-- Exercise description --
Report the count of lines that carry the string "NAPOMENA", and add nothing.

[Items listed in a dataset]
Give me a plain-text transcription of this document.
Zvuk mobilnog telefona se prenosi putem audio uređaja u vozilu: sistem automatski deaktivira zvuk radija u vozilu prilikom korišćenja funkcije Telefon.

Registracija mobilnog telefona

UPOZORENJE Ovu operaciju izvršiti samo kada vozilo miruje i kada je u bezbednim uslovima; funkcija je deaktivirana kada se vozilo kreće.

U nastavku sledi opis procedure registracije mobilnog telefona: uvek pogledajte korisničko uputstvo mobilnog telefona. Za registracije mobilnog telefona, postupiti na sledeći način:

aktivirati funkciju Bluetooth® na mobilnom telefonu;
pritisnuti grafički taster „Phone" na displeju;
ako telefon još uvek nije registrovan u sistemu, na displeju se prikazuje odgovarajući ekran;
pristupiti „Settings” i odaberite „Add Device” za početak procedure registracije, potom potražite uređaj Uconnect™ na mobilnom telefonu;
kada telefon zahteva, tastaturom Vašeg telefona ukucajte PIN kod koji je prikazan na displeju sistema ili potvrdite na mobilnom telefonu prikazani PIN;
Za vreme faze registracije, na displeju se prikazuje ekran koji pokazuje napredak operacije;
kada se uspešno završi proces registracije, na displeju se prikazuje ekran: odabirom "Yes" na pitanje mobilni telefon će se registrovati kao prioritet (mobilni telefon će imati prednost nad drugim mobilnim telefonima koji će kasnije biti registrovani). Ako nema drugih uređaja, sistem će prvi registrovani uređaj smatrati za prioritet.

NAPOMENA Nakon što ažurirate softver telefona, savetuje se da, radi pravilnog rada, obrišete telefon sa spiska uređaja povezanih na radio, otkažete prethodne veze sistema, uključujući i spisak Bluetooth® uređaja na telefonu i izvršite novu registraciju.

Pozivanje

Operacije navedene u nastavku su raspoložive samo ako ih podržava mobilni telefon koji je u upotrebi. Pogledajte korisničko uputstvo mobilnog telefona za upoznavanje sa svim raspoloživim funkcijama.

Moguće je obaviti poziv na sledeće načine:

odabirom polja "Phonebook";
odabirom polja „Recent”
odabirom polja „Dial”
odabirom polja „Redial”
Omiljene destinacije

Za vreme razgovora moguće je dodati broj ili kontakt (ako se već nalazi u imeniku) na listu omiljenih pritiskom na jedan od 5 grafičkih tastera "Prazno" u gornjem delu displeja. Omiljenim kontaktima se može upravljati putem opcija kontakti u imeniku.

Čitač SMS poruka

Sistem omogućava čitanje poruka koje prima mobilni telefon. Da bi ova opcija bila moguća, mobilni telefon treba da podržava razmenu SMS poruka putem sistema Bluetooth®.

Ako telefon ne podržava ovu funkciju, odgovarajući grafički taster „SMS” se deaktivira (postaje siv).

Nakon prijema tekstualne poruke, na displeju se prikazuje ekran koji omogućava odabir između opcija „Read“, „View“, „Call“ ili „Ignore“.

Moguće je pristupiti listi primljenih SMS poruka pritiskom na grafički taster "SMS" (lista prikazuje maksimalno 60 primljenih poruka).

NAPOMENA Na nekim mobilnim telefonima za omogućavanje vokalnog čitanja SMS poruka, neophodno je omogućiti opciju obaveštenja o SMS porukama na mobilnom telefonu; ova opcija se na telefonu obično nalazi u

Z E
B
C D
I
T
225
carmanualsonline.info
...
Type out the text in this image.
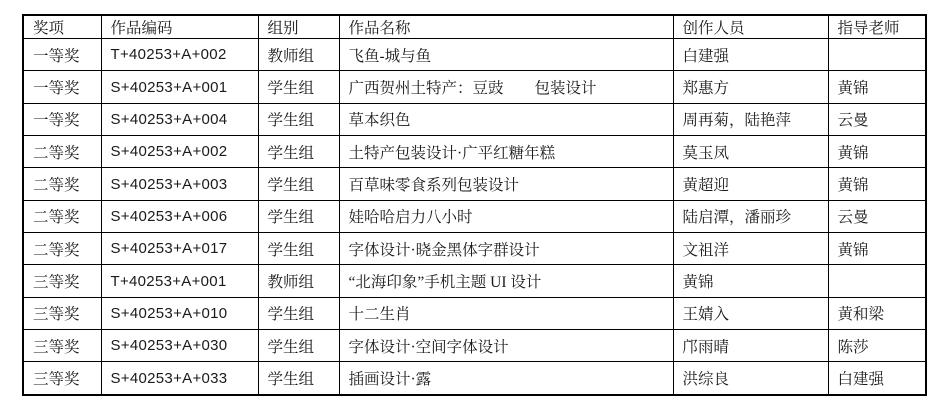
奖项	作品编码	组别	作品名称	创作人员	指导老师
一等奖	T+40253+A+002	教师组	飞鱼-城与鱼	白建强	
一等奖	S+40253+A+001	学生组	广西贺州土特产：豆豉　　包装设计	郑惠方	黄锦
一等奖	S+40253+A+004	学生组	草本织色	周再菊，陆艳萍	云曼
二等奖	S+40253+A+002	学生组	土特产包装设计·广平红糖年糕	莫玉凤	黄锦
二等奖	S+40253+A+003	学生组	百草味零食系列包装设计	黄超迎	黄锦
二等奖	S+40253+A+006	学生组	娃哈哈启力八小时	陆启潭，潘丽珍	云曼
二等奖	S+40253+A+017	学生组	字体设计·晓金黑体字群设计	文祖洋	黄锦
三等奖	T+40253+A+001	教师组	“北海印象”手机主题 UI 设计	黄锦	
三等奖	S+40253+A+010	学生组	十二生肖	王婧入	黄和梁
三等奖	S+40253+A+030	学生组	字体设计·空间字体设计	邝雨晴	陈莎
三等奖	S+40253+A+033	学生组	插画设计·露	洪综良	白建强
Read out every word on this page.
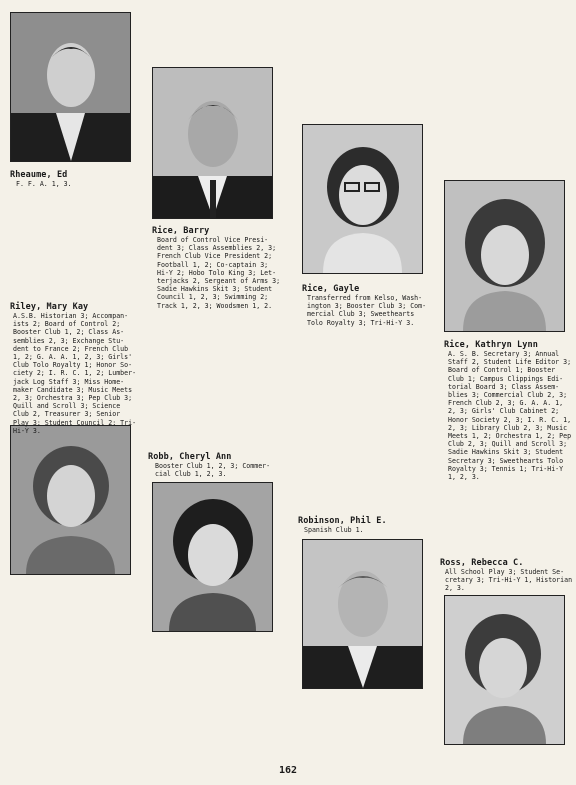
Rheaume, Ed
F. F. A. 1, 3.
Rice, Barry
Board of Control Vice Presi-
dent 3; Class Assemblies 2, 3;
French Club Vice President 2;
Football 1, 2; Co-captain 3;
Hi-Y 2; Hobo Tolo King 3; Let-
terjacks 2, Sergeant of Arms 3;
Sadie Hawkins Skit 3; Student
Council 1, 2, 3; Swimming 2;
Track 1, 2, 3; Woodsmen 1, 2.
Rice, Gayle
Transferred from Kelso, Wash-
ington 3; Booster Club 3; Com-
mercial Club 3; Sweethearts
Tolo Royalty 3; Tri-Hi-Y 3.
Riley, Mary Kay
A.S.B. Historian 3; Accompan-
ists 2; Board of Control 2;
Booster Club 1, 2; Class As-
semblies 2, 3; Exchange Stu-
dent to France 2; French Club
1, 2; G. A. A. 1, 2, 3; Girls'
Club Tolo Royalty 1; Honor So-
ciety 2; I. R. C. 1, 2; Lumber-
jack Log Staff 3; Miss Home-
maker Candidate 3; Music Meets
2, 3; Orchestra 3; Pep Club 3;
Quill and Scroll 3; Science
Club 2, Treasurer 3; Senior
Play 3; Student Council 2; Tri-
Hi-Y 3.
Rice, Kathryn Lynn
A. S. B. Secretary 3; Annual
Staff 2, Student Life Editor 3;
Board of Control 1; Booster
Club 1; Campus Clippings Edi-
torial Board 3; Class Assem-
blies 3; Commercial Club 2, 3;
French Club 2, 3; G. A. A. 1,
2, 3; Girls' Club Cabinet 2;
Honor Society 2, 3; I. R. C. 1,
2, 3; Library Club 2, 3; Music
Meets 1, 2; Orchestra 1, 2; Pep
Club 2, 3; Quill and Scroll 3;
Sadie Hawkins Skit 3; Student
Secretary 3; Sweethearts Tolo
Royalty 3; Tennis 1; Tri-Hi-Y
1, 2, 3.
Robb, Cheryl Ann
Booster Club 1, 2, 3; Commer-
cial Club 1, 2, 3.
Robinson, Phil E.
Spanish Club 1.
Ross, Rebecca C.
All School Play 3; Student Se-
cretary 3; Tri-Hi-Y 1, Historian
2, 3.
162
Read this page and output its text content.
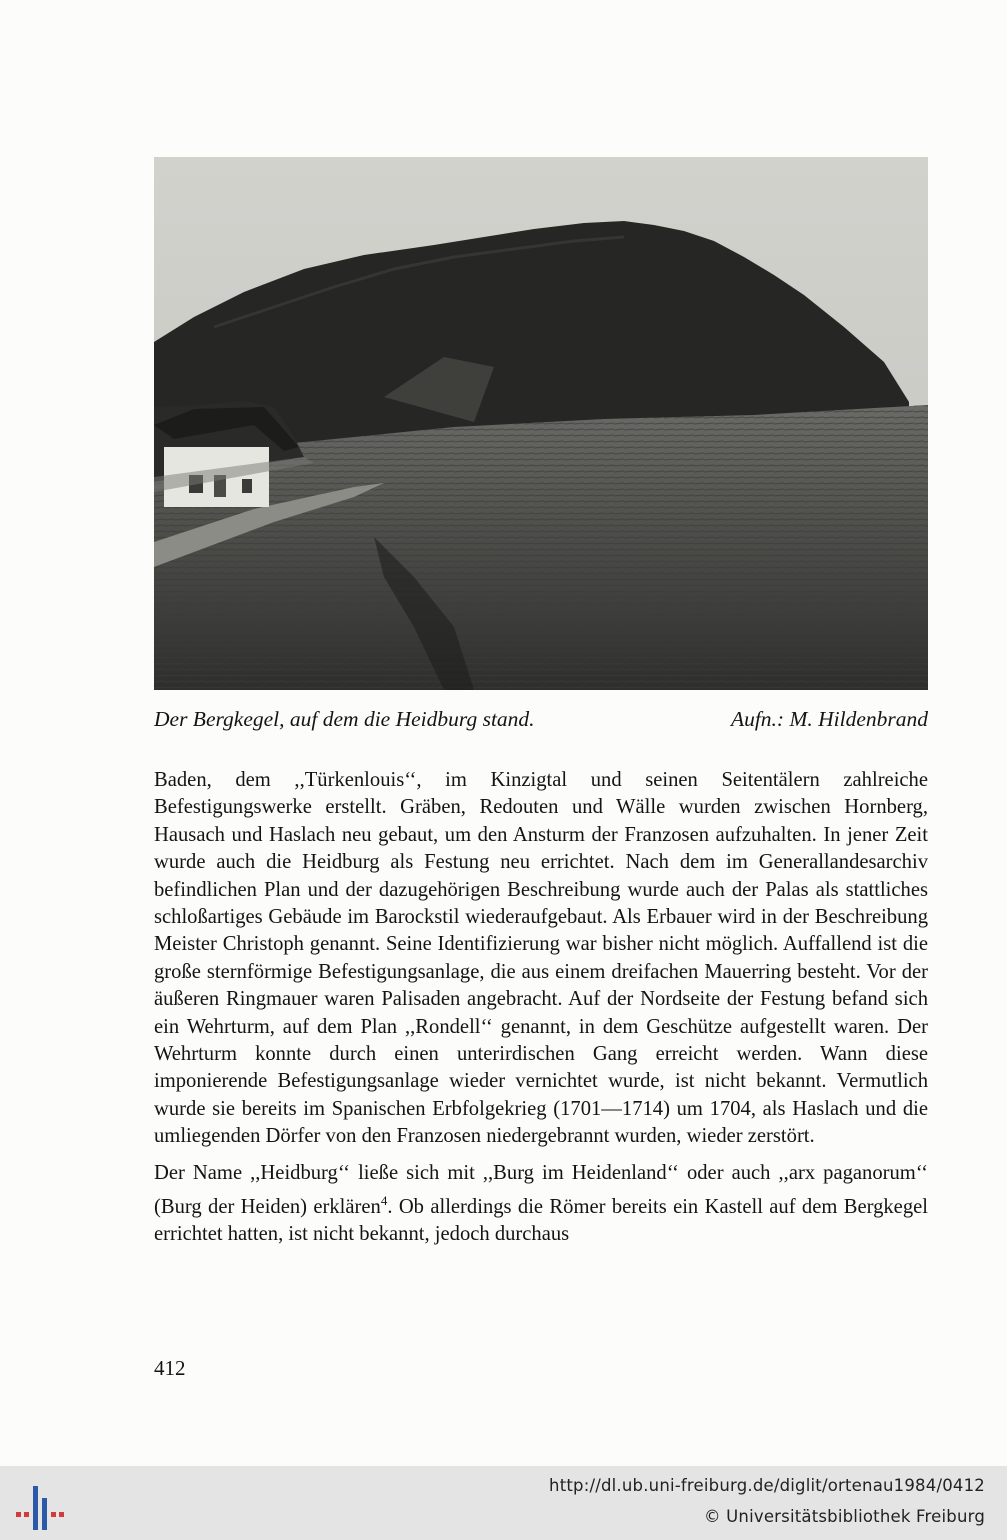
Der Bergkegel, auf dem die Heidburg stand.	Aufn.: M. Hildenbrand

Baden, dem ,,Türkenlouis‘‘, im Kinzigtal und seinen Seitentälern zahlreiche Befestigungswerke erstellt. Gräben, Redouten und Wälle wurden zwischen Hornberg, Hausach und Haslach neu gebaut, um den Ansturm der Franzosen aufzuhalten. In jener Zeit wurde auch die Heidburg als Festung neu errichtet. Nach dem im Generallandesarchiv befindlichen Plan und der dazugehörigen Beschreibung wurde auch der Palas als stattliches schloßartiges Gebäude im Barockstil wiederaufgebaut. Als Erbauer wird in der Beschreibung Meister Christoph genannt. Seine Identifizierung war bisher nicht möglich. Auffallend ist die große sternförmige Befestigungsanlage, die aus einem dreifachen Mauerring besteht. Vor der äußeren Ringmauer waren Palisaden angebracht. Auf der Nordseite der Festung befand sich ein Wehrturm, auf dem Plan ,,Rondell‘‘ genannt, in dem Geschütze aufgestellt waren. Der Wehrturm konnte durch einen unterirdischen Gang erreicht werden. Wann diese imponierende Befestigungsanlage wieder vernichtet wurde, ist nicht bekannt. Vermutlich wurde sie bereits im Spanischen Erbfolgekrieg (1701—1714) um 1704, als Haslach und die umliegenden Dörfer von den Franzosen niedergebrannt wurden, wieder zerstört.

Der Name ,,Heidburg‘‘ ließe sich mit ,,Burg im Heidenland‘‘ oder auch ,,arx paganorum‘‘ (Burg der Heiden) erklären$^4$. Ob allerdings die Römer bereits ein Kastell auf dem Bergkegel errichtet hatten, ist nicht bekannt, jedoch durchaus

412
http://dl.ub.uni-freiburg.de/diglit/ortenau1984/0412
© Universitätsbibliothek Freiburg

-- Response to this task --
2